## WHAT YOU NEED TO DO
Output the data word for word, dropping every image.

## RECORDS PROVIDED
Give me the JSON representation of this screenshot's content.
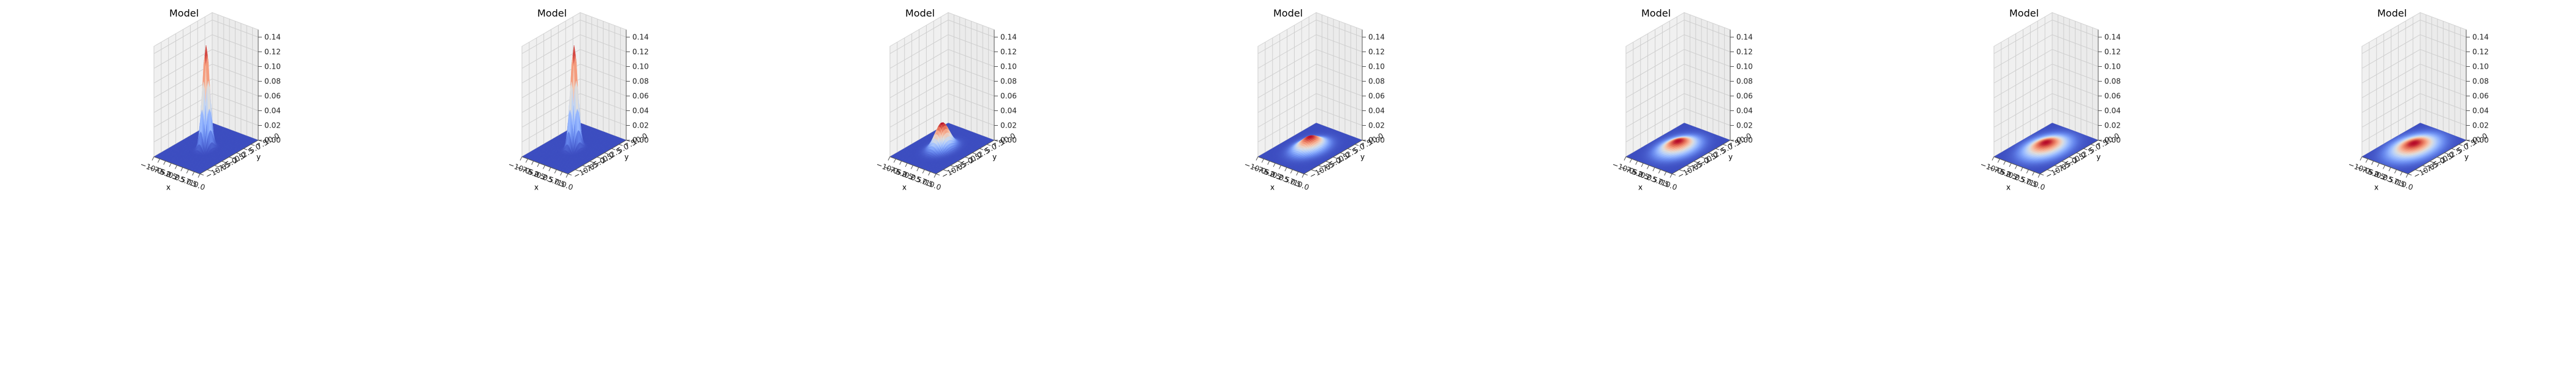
{
  "chart_data": [
    {
      "type": "surface3d",
      "title": "Model",
      "xlabel": "x",
      "ylabel": "y",
      "xlim": [
        -10,
        10
      ],
      "ylim": [
        -10,
        10
      ],
      "zlim": [
        0,
        0.15
      ],
      "xticks": [
        "−10.0",
        "−7.5",
        "−5.0",
        "−2.5",
        "0.0",
        "2.5",
        "5.0",
        "7.5",
        "10.0"
      ],
      "yticks": [
        "−10.0",
        "−7.5",
        "−5.0",
        "−2.5",
        "0.0",
        "2.5",
        "5.0",
        "7.5",
        "10.0"
      ],
      "zticks": [
        "0.00",
        "0.02",
        "0.04",
        "0.06",
        "0.08",
        "0.10",
        "0.12",
        "0.14"
      ],
      "peak_z": 0.14,
      "sigma": 1.0,
      "colormap": "coolwarm",
      "grid": true
    },
    {
      "type": "surface3d",
      "title": "Model",
      "xlabel": "x",
      "ylabel": "y",
      "xlim": [
        -10,
        10
      ],
      "ylim": [
        -10,
        10
      ],
      "zlim": [
        0,
        0.15
      ],
      "xticks": [
        "−10.0",
        "−7.5",
        "−5.0",
        "−2.5",
        "0.0",
        "2.5",
        "5.0",
        "7.5",
        "10.0"
      ],
      "yticks": [
        "−10.0",
        "−7.5",
        "−5.0",
        "−2.5",
        "0.0",
        "2.5",
        "5.0",
        "7.5",
        "10.0"
      ],
      "zticks": [
        "0.00",
        "0.02",
        "0.04",
        "0.06",
        "0.08",
        "0.10",
        "0.12",
        "0.14"
      ],
      "peak_z": 0.14,
      "sigma": 1.0,
      "colormap": "coolwarm",
      "grid": true
    },
    {
      "type": "surface3d",
      "title": "Model",
      "xlabel": "x",
      "ylabel": "y",
      "xlim": [
        -10,
        10
      ],
      "ylim": [
        -10,
        10
      ],
      "zlim": [
        0,
        0.15
      ],
      "xticks": [
        "−10.0",
        "−7.5",
        "−5.0",
        "−2.5",
        "0.0",
        "2.5",
        "5.0",
        "7.5",
        "10.0"
      ],
      "yticks": [
        "−10.0",
        "−7.5",
        "−5.0",
        "−2.5",
        "0.0",
        "2.5",
        "5.0",
        "7.5",
        "10.0"
      ],
      "zticks": [
        "0.00",
        "0.02",
        "0.04",
        "0.06",
        "0.08",
        "0.10",
        "0.12",
        "0.14"
      ],
      "peak_z": 0.035,
      "sigma": 2.0,
      "colormap": "coolwarm",
      "grid": true
    },
    {
      "type": "surface3d",
      "title": "Model",
      "xlabel": "x",
      "ylabel": "y",
      "xlim": [
        -10,
        10
      ],
      "ylim": [
        -10,
        10
      ],
      "zlim": [
        0,
        0.15
      ],
      "xticks": [
        "−10.0",
        "−7.5",
        "−5.0",
        "−2.5",
        "0.0",
        "2.5",
        "5.0",
        "7.5",
        "10.0"
      ],
      "yticks": [
        "−10.0",
        "−7.5",
        "−5.0",
        "−2.5",
        "0.0",
        "2.5",
        "5.0",
        "7.5",
        "10.0"
      ],
      "zticks": [
        "0.00",
        "0.02",
        "0.04",
        "0.06",
        "0.08",
        "0.10",
        "0.12",
        "0.14"
      ],
      "peak_z": 0.016,
      "sigma": 2.8,
      "colormap": "coolwarm",
      "grid": true
    },
    {
      "type": "surface3d",
      "title": "Model",
      "xlabel": "x",
      "ylabel": "y",
      "xlim": [
        -10,
        10
      ],
      "ylim": [
        -10,
        10
      ],
      "zlim": [
        0,
        0.15
      ],
      "xticks": [
        "−10.0",
        "−7.5",
        "−5.0",
        "−2.5",
        "0.0",
        "2.5",
        "5.0",
        "7.5",
        "10.0"
      ],
      "yticks": [
        "−10.0",
        "−7.5",
        "−5.0",
        "−2.5",
        "0.0",
        "2.5",
        "5.0",
        "7.5",
        "10.0"
      ],
      "zticks": [
        "0.00",
        "0.02",
        "0.04",
        "0.06",
        "0.08",
        "0.10",
        "0.12",
        "0.14"
      ],
      "peak_z": 0.01,
      "sigma": 3.4,
      "colormap": "coolwarm",
      "grid": true
    },
    {
      "type": "surface3d",
      "title": "Model",
      "xlabel": "x",
      "ylabel": "y",
      "xlim": [
        -10,
        10
      ],
      "ylim": [
        -10,
        10
      ],
      "zlim": [
        0,
        0.15
      ],
      "xticks": [
        "−10.0",
        "−7.5",
        "−5.0",
        "−2.5",
        "0.0",
        "2.5",
        "5.0",
        "7.5",
        "10.0"
      ],
      "yticks": [
        "−10.0",
        "−7.5",
        "−5.0",
        "−2.5",
        "0.0",
        "2.5",
        "5.0",
        "7.5",
        "10.0"
      ],
      "zticks": [
        "0.00",
        "0.02",
        "0.04",
        "0.06",
        "0.08",
        "0.10",
        "0.12",
        "0.14"
      ],
      "peak_z": 0.008,
      "sigma": 3.8,
      "colormap": "coolwarm",
      "grid": true
    },
    {
      "type": "surface3d",
      "title": "Model",
      "xlabel": "x",
      "ylabel": "y",
      "xlim": [
        -10,
        10
      ],
      "ylim": [
        -10,
        10
      ],
      "zlim": [
        0,
        0.15
      ],
      "xticks": [
        "−10.0",
        "−7.5",
        "−5.0",
        "−2.5",
        "0.0",
        "2.5",
        "5.0",
        "7.5",
        "10.0"
      ],
      "yticks": [
        "−10.0",
        "−7.5",
        "−5.0",
        "−2.5",
        "0.0",
        "2.5",
        "5.0",
        "7.5",
        "10.0"
      ],
      "zticks": [
        "0.00",
        "0.02",
        "0.04",
        "0.06",
        "0.08",
        "0.10",
        "0.12",
        "0.14"
      ],
      "peak_z": 0.007,
      "sigma": 4.1,
      "colormap": "coolwarm",
      "grid": true
    }
  ]
}
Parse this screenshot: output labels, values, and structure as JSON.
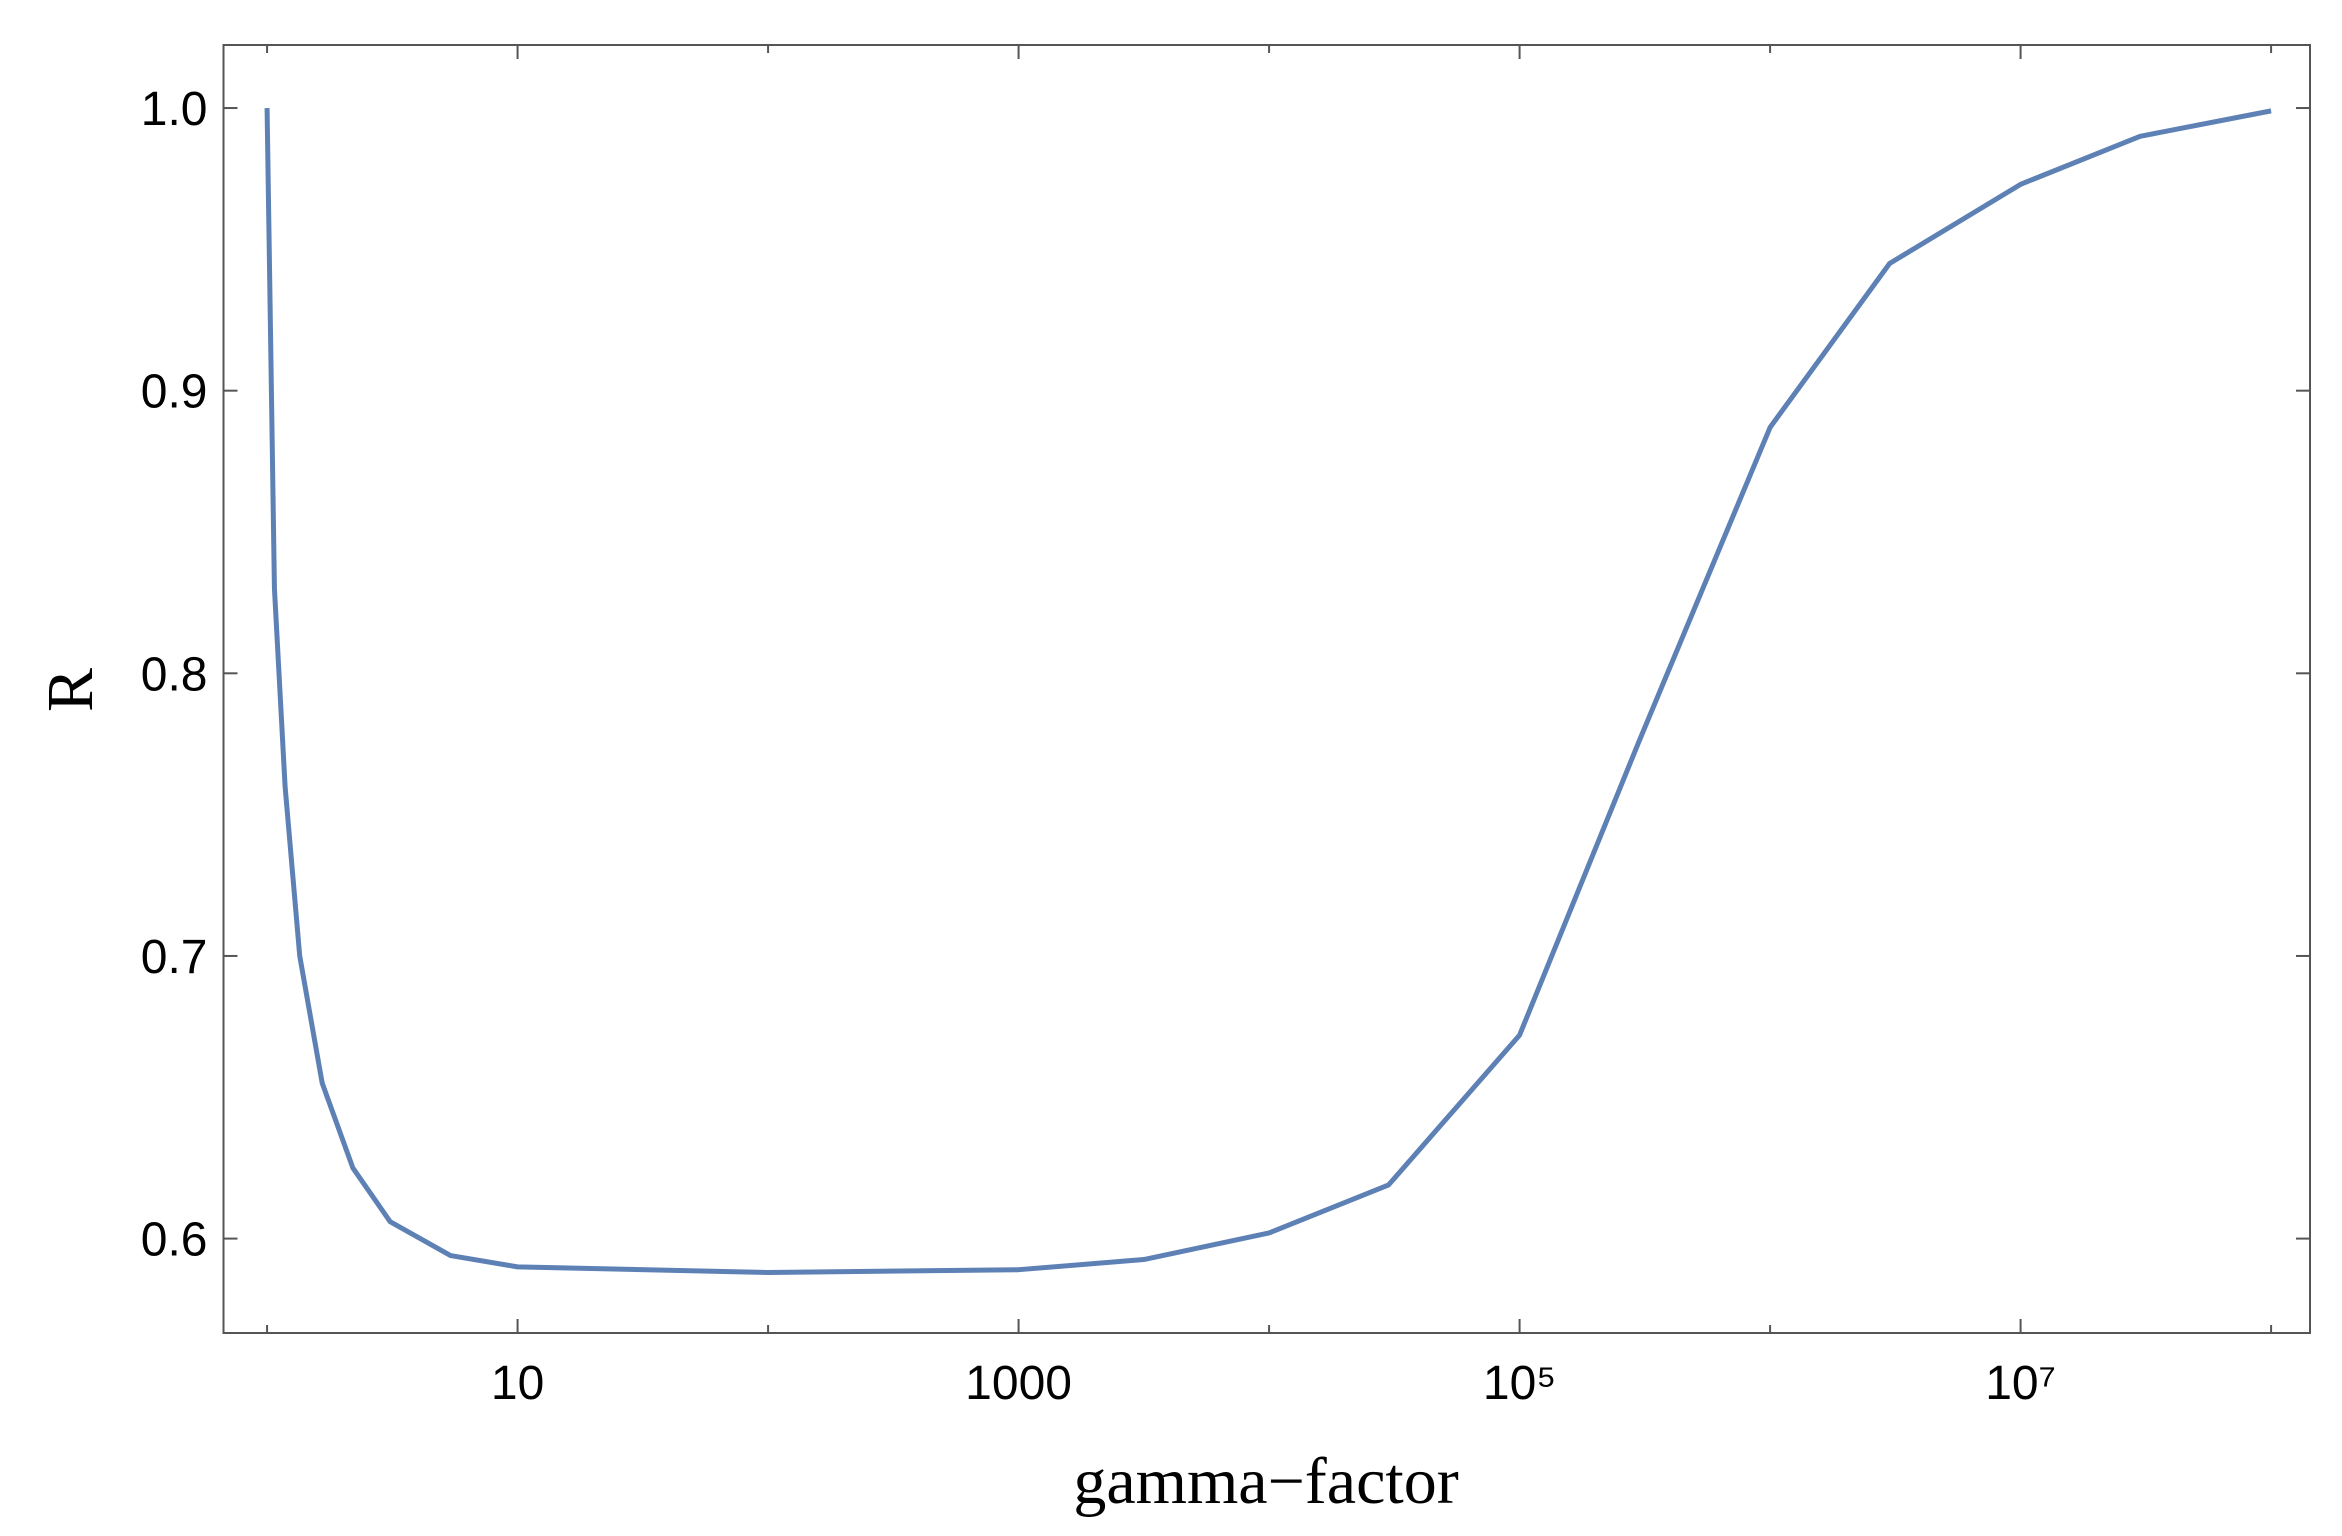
{
  "chart_data": {
    "type": "line",
    "xlabel": "gamma−factor",
    "ylabel": "R",
    "xscale": "log",
    "x": [
      1,
      1.07,
      1.18,
      1.35,
      1.66,
      2.2,
      3.1,
      5.4,
      10,
      100,
      1000,
      3162,
      10000,
      30000,
      100000,
      300000,
      1000000,
      3000000,
      10000000,
      30000000,
      100000000
    ],
    "series": [
      {
        "name": "R",
        "color": "#5e81b5",
        "values": [
          1.0,
          0.83,
          0.76,
          0.7,
          0.655,
          0.625,
          0.606,
          0.594,
          0.59,
          0.588,
          0.589,
          0.5926,
          0.602,
          0.619,
          0.672,
          0.776,
          0.887,
          0.945,
          0.973,
          0.99,
          0.999
        ]
      }
    ],
    "xlim": [
      0.67,
      143000000
    ],
    "ylim": [
      0.5666,
      1.0223
    ],
    "xticks": [
      {
        "value": 10,
        "label": "10"
      },
      {
        "value": 1000,
        "label": "1000"
      },
      {
        "value": 100000,
        "label": "10⁵"
      },
      {
        "value": 10000000,
        "label": "10⁷"
      }
    ],
    "xminorticks": [
      1,
      100,
      10000,
      1000000,
      100000000
    ],
    "yticks": [
      0.6,
      0.7,
      0.8,
      0.9,
      {
        "value": 1.0,
        "label": "1.0"
      }
    ],
    "frame_color": "#555555"
  }
}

## RESPONSE
Give me the JSON representation of this screenshot's content.
{
  "chart_data": [
    {
      "type": "surface3d",
      "title": "Model",
      "xlabel": "x",
      "ylabel": "y",
      "xlim": [
        -10,
        10
      ],
      "ylim": [
        -10,
        10
      ],
      "zlim": [
        0,
        0.15
      ],
      "xticks": [
        "−10.0",
        "−7.5",
        "−5.0",
        "−2.5",
        "0.0",
        "2.5",
        "5.0",
        "7.5",
        "10.0"
      ],
      "yticks": [
        "−10.0",
        "−7.5",
        "−5.0",
        "−2.5",
        "0.0",
        "2.5",
        "5.0",
        "7.5",
        "10.0"
      ],
      "zticks": [
        "0.00",
        "0.02",
        "0.04",
        "0.06",
        "0.08",
        "0.10",
        "0.12",
        "0.14"
      ],
      "peak_z": 0.14,
      "sigma": 1.0,
      "colormap": "coolwarm",
      "grid": true
    },
    {
      "type": "surface3d",
      "title": "Model",
      "xlabel": "x",
      "ylabel": "y",
      "xlim": [
        -10,
        10
      ],
      "ylim": [
        -10,
        10
      ],
      "zlim": [
        0,
        0.15
      ],
      "xticks": [
        "−10.0",
        "−7.5",
        "−5.0",
        "−2.5",
        "0.0",
        "2.5",
        "5.0",
        "7.5",
        "10.0"
      ],
      "yticks": [
        "−10.0",
        "−7.5",
        "−5.0",
        "−2.5",
        "0.0",
        "2.5",
        "5.0",
        "7.5",
        "10.0"
      ],
      "zticks": [
        "0.00",
        "0.02",
        "0.04",
        "0.06",
        "0.08",
        "0.10",
        "0.12",
        "0.14"
      ],
      "peak_z": 0.14,
      "sigma": 1.0,
      "colormap": "coolwarm",
      "grid": true
    },
    {
      "type": "surface3d",
      "title": "Model",
      "xlabel": "x",
      "ylabel": "y",
      "xlim": [
        -10,
        10
      ],
      "ylim": [
        -10,
        10
      ],
      "zlim": [
        0,
        0.15
      ],
      "xticks": [
        "−10.0",
        "−7.5",
        "−5.0",
        "−2.5",
        "0.0",
        "2.5",
        "5.0",
        "7.5",
        "10.0"
      ],
      "yticks": [
        "−10.0",
        "−7.5",
        "−5.0",
        "−2.5",
        "0.0",
        "2.5",
        "5.0",
        "7.5",
        "10.0"
      ],
      "zticks": [
        "0.00",
        "0.02",
        "0.04",
        "0.06",
        "0.08",
        "0.10",
        "0.12",
        "0.14"
      ],
      "peak_z": 0.035,
      "sigma": 2.0,
      "colormap": "coolwarm",
      "grid": true
    },
    {
      "type": "surface3d",
      "title": "Model",
      "xlabel": "x",
      "ylabel": "y",
      "xlim": [
        -10,
        10
      ],
      "ylim": [
        -10,
        10
      ],
      "zlim": [
        0,
        0.15
      ],
      "xticks": [
        "−10.0",
        "−7.5",
        "−5.0",
        "−2.5",
        "0.0",
        "2.5",
        "5.0",
        "7.5",
        "10.0"
      ],
      "yticks": [
        "−10.0",
        "−7.5",
        "−5.0",
        "−2.5",
        "0.0",
        "2.5",
        "5.0",
        "7.5",
        "10.0"
      ],
      "zticks": [
        "0.00",
        "0.02",
        "0.04",
        "0.06",
        "0.08",
        "0.10",
        "0.12",
        "0.14"
      ],
      "peak_z": 0.016,
      "sigma": 2.8,
      "colormap": "coolwarm",
      "grid": true
    },
    {
      "type": "surface3d",
      "title": "Model",
      "xlabel": "x",
      "ylabel": "y",
      "xlim": [
        -10,
        10
      ],
      "ylim": [
        -10,
        10
      ],
      "zlim": [
        0,
        0.15
      ],
      "xticks": [
        "−10.0",
        "−7.5",
        "−5.0",
        "−2.5",
        "0.0",
        "2.5",
        "5.0",
        "7.5",
        "10.0"
      ],
      "yticks": [
        "−10.0",
        "−7.5",
        "−5.0",
        "−2.5",
        "0.0",
        "2.5",
        "5.0",
        "7.5",
        "10.0"
      ],
      "zticks": [
        "0.00",
        "0.02",
        "0.04",
        "0.06",
        "0.08",
        "0.10",
        "0.12",
        "0.14"
      ],
      "peak_z": 0.01,
      "sigma": 3.4,
      "colormap": "coolwarm",
      "grid": true
    },
    {
      "type": "surface3d",
      "title": "Model",
      "xlabel": "x",
      "ylabel": "y",
      "xlim": [
        -10,
        10
      ],
      "ylim": [
        -10,
        10
      ],
      "zlim": [
        0,
        0.15
      ],
      "xticks": [
        "−10.0",
        "−7.5",
        "−5.0",
        "−2.5",
        "0.0",
        "2.5",
        "5.0",
        "7.5",
        "10.0"
      ],
      "yticks": [
        "−10.0",
        "−7.5",
        "−5.0",
        "−2.5",
        "0.0",
        "2.5",
        "5.0",
        "7.5",
        "10.0"
      ],
      "zticks": [
        "0.00",
        "0.02",
        "0.04",
        "0.06",
        "0.08",
        "0.10",
        "0.12",
        "0.14"
      ],
      "peak_z": 0.008,
      "sigma": 3.8,
      "colormap": "coolwarm",
      "grid": true
    },
    {
      "type": "surface3d",
      "title": "Model",
      "xlabel": "x",
      "ylabel": "y",
      "xlim": [
        -10,
        10
      ],
      "ylim": [
        -10,
        10
      ],
      "zlim": [
        0,
        0.15
      ],
      "xticks": [
        "−10.0",
        "−7.5",
        "−5.0",
        "−2.5",
        "0.0",
        "2.5",
        "5.0",
        "7.5",
        "10.0"
      ],
      "yticks": [
        "−10.0",
        "−7.5",
        "−5.0",
        "−2.5",
        "0.0",
        "2.5",
        "5.0",
        "7.5",
        "10.0"
      ],
      "zticks": [
        "0.00",
        "0.02",
        "0.04",
        "0.06",
        "0.08",
        "0.10",
        "0.12",
        "0.14"
      ],
      "peak_z": 0.007,
      "sigma": 4.1,
      "colormap": "coolwarm",
      "grid": true
    }
  ]
}
Parse this screenshot: output labels, values, and structure as JSON.
{
  "chart_data": {
    "type": "line",
    "xlabel": "gamma−factor",
    "ylabel": "R",
    "xscale": "log",
    "x": [
      1,
      1.07,
      1.18,
      1.35,
      1.66,
      2.2,
      3.1,
      5.4,
      10,
      100,
      1000,
      3162,
      10000,
      30000,
      100000,
      300000,
      1000000,
      3000000,
      10000000,
      30000000,
      100000000
    ],
    "series": [
      {
        "name": "R",
        "color": "#5e81b5",
        "values": [
          1.0,
          0.83,
          0.76,
          0.7,
          0.655,
          0.625,
          0.606,
          0.594,
          0.59,
          0.588,
          0.589,
          0.5926,
          0.602,
          0.619,
          0.672,
          0.776,
          0.887,
          0.945,
          0.973,
          0.99,
          0.999
        ]
      }
    ],
    "xlim": [
      0.67,
      143000000
    ],
    "ylim": [
      0.5666,
      1.0223
    ],
    "xticks": [
      {
        "value": 10,
        "label": "10"
      },
      {
        "value": 1000,
        "label": "1000"
      },
      {
        "value": 100000,
        "label": "10⁵"
      },
      {
        "value": 10000000,
        "label": "10⁷"
      }
    ],
    "xminorticks": [
      1,
      100,
      10000,
      1000000,
      100000000
    ],
    "yticks": [
      0.6,
      0.7,
      0.8,
      0.9,
      {
        "value": 1.0,
        "label": "1.0"
      }
    ],
    "frame_color": "#555555"
  }
}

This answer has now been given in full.